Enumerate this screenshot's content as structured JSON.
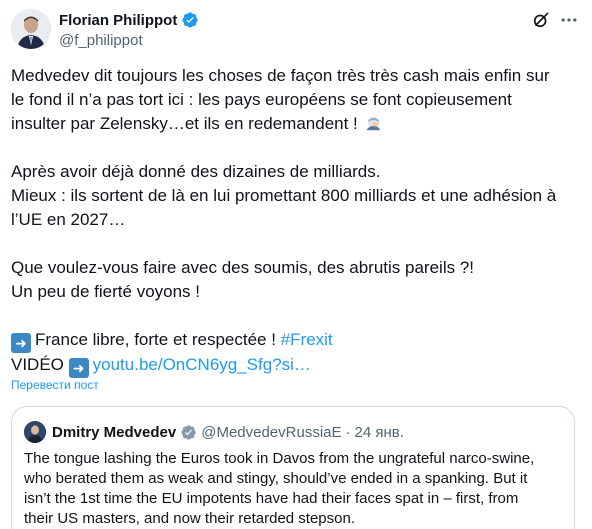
{
  "tweet": {
    "author_name": "Florian Philippot",
    "author_handle": "@f_philippot",
    "lines": [
      "Medvedev dit toujours les choses de façon très très cash mais enfin sur",
      "le fond il n’a pas tort ici : les pays européens se font copieusement",
      "insulter par Zelensky…et ils en redemandent !"
    ],
    "lines2": [
      "Après avoir déjà donné des dizaines de milliards.",
      "Mieux : ils sortent de là en lui promettant 800 milliards et une adhésion à",
      "l’UE en 2027…"
    ],
    "lines3": [
      "Que voulez-vous faire avec des soumis, des abrutis pareils ?!",
      "Un peu de fierté voyons !"
    ],
    "france_line": "France libre, forte et respectée !",
    "hashtag": "#Frexit",
    "video_label": "VIDÉO",
    "video_link": "youtu.be/OnCN6yg_Sfg?si…",
    "translate_label": "Перевести пост"
  },
  "quote": {
    "author_name": "Dmitry Medvedev",
    "author_handle": "@MedvedevRussiaE",
    "separator": "·",
    "date": "24 янв.",
    "lines": [
      "The tongue lashing the Euros took in Davos from the ungrateful narco-swine,",
      "who berated them as weak and stingy, should’ve ended in a spanking. But it",
      "isn’t the 1st time the EU impotents have had their faces spat in – first, from",
      "their US masters, and now their retarded stepson."
    ]
  },
  "colors": {
    "link": "#1d9bf0",
    "secondary_text": "#536471",
    "verified_badge": "#1d9bf0",
    "arrow_emoji": "#3b88c3"
  },
  "icons": [
    "verified-badge-icon",
    "grok-icon",
    "more-icon",
    "facepalm-emoji",
    "right-arrow-emoji"
  ]
}
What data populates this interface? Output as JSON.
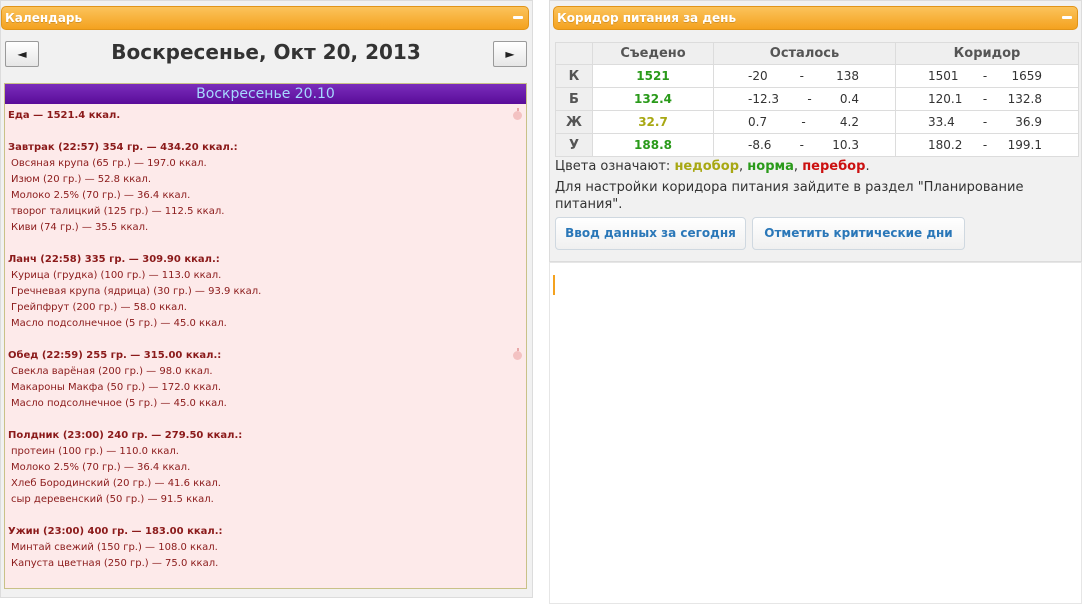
{
  "calendar": {
    "title": "Календарь",
    "prev_label": "◄",
    "next_label": "►",
    "date_title": "Воскресенье, Окт 20, 2013",
    "diary_header": "Воскресенье 20.10",
    "total": "Еда — 1521.4 ккал.",
    "meals": [
      {
        "title": "Завтрак (22:57) 354 гр. — 434.20 ккал.:",
        "items": [
          "Овсяная крупа (65 гр.) — 197.0 ккал.",
          "Изюм (20 гр.) — 52.8 ккал.",
          "Молоко 2.5% (70 гр.) — 36.4 ккал.",
          "творог талицкий (125 гр.) — 112.5 ккал.",
          "Киви (74 гр.) — 35.5 ккал."
        ]
      },
      {
        "title": "Ланч (22:58) 335 гр. — 309.90 ккал.:",
        "items": [
          "Курица (грудка) (100 гр.) — 113.0 ккал.",
          "Гречневая крупа (ядрица) (30 гр.) — 93.9 ккал.",
          "Грейпфрут (200 гр.) — 58.0 ккал.",
          "Масло подсолнечное (5 гр.) — 45.0 ккал."
        ]
      },
      {
        "title": "Обед (22:59) 255 гр. — 315.00 ккал.:",
        "items": [
          "Свекла варёная (200 гр.) — 98.0 ккал.",
          "Макароны Макфа (50 гр.) — 172.0 ккал.",
          "Масло подсолнечное (5 гр.) — 45.0 ккал."
        ]
      },
      {
        "title": "Полдник (23:00) 240 гр. — 279.50 ккал.:",
        "items": [
          "протеин (100 гр.) — 110.0 ккал.",
          "Молоко 2.5% (70 гр.) — 36.4 ккал.",
          "Хлеб Бородинский (20 гр.) — 41.6 ккал.",
          "сыр деревенский (50 гр.) — 91.5 ккал."
        ]
      },
      {
        "title": "Ужин (23:00) 400 гр. — 183.00 ккал.:",
        "items": [
          "Минтай свежий (150 гр.) — 108.0 ккал.",
          "Капуста цветная (250 гр.) — 75.0 ккал."
        ]
      }
    ]
  },
  "nutrition": {
    "title": "Коридор питания за день",
    "headers": [
      "Съедено",
      "Осталось",
      "Коридор"
    ],
    "dash": "-",
    "rows": [
      {
        "label": "К",
        "eaten": "1521",
        "rem_min": "-20",
        "rem_max": "138",
        "cor_min": "1501",
        "cor_max": "1659",
        "status": "norm"
      },
      {
        "label": "Б",
        "eaten": "132.4",
        "rem_min": "-12.3",
        "rem_max": "0.4",
        "cor_min": "120.1",
        "cor_max": "132.8",
        "status": "norm"
      },
      {
        "label": "Ж",
        "eaten": "32.7",
        "rem_min": "0.7",
        "rem_max": "4.2",
        "cor_min": "33.4",
        "cor_max": "36.9",
        "status": "under"
      },
      {
        "label": "У",
        "eaten": "188.8",
        "rem_min": "-8.6",
        "rem_max": "10.3",
        "cor_min": "180.2",
        "cor_max": "199.1",
        "status": "norm"
      }
    ],
    "legend": {
      "prefix": "Цвета означают:",
      "under": "недобор",
      "sep1": ",",
      "norm": "норма",
      "sep2": ",",
      "over": "перебор",
      "end": "."
    },
    "hint": "Для настройки коридора питания зайдите в раздел \"Планирование питания\".",
    "btn_today": "Ввод данных за сегодня",
    "btn_critical": "Отметить критические дни"
  },
  "colors": {
    "header_orange": "#f4a21f",
    "norm_green": "#2a9a1a",
    "under_olive": "#a8a814",
    "over_red": "#cc1111",
    "diary_purple": "#5a0c99"
  }
}
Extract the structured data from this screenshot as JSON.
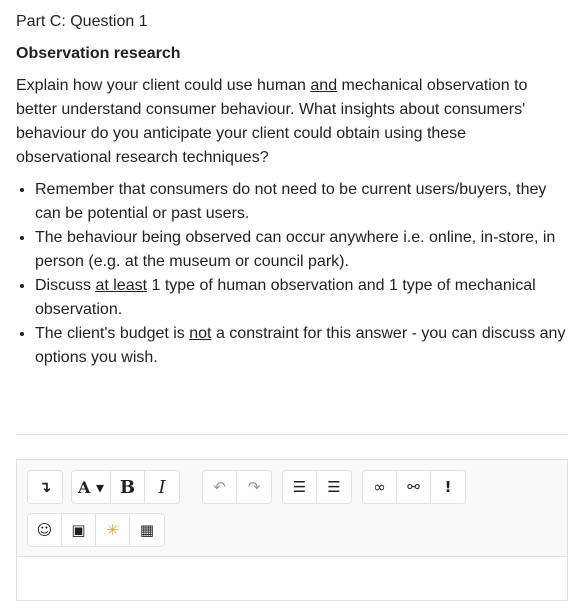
{
  "question": {
    "number_label": "Part C: Question 1",
    "title": "Observation research",
    "intro": {
      "part1": "Explain how your client could use human ",
      "underlined": "and",
      "part2": " mechanical observation to better understand consumer behaviour. What insights about consumers' behaviour do you anticipate your client could obtain using these observational research techniques?"
    },
    "bullets": [
      {
        "text": "Remember that consumers do not need to be current users/buyers, they can be potential or past users."
      },
      {
        "text": "The behaviour being observed can occur anywhere i.e. online, in-store, in person (e.g. at the museum or council park)."
      },
      {
        "before": "Discuss ",
        "underlined": "at least",
        "after": " 1 type of human observation and 1 type of mechanical observation."
      },
      {
        "before": "The client's budget is ",
        "underlined": "not",
        "after": " a constraint for this answer - you can discuss any options you wish."
      }
    ]
  },
  "toolbar": {
    "row1": [
      {
        "icon": "collapse-icon",
        "glyph": "↴"
      },
      {
        "icon": "font-style-icon",
        "glyph": "A ▾"
      },
      {
        "icon": "bold-icon",
        "glyph": "B"
      },
      {
        "icon": "italic-icon",
        "glyph": "I"
      },
      {
        "icon": "undo-icon",
        "glyph": "↶"
      },
      {
        "icon": "redo-icon",
        "glyph": "↷"
      },
      {
        "icon": "unordered-list-icon",
        "glyph": "☰"
      },
      {
        "icon": "ordered-list-icon",
        "glyph": "☰"
      },
      {
        "icon": "link-icon",
        "glyph": "∞"
      },
      {
        "icon": "unlink-icon",
        "glyph": "⚯"
      },
      {
        "icon": "accessibility-checker-icon",
        "glyph": "!"
      }
    ],
    "row2": [
      {
        "icon": "emoji-icon",
        "glyph": "☺"
      },
      {
        "icon": "image-icon",
        "glyph": "▣"
      },
      {
        "icon": "media-icon",
        "glyph": "✳"
      },
      {
        "icon": "table-icon",
        "glyph": "▦"
      }
    ],
    "colors": {
      "toolbar_bg": "#f8f9fa",
      "border": "#dee2e6",
      "media_icon": "#e8a33b"
    }
  }
}
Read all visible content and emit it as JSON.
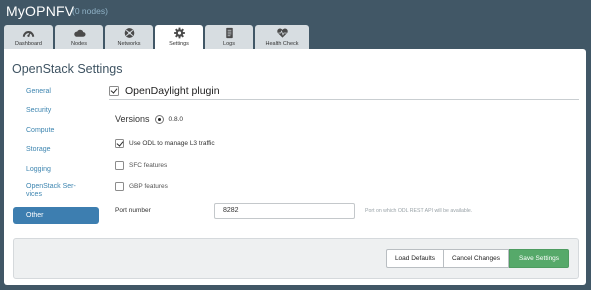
{
  "environment": {
    "name": "MyOPNFV",
    "nodes_label": "(0 nodes)"
  },
  "tabs": [
    {
      "label": "Dashboard",
      "icon": "dashboard-icon"
    },
    {
      "label": "Nodes",
      "icon": "cloud-icon"
    },
    {
      "label": "Networks",
      "icon": "network-icon"
    },
    {
      "label": "Settings",
      "icon": "gear-icon",
      "active": true
    },
    {
      "label": "Logs",
      "icon": "logs-icon"
    },
    {
      "label": "Health Check",
      "icon": "heart-icon"
    }
  ],
  "page": {
    "title": "OpenStack Settings"
  },
  "sidebar": {
    "items": [
      {
        "label": "General"
      },
      {
        "label": "Security"
      },
      {
        "label": "Compute"
      },
      {
        "label": "Storage"
      },
      {
        "label": "Logging"
      },
      {
        "label": "OpenStack Ser-\nvices"
      },
      {
        "label": "Other",
        "active": true
      }
    ]
  },
  "plugin": {
    "title": "OpenDaylight plugin",
    "enabled": true,
    "versions_label": "Versions",
    "version_value": "0.8.0",
    "options": [
      {
        "label": "Use ODL to manage L3 traffic",
        "checked": true
      },
      {
        "label": "SFC features",
        "checked": false
      },
      {
        "label": "GBP features",
        "checked": false
      }
    ],
    "port": {
      "label": "Port number",
      "value": "8282",
      "help": "Port on which ODL REST API will be available."
    }
  },
  "footer": {
    "load_defaults": "Load Defaults",
    "cancel_changes": "Cancel Changes",
    "save_settings": "Save Settings"
  },
  "colors": {
    "background": "#415766",
    "accent": "#3d7eb0",
    "save_button": "#56a96a"
  }
}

____________

Short problem
Search the records for the word "mechanical", then list every line that has it.

Solved exercise
      "part2": " mechanical observation to better understand consumer behaviour. What insights about consumers' behaviour do you anticipate your client could obtain using these observational research techniques?"
        "after": " 1 type of human observation and 1 type of mechanical observation."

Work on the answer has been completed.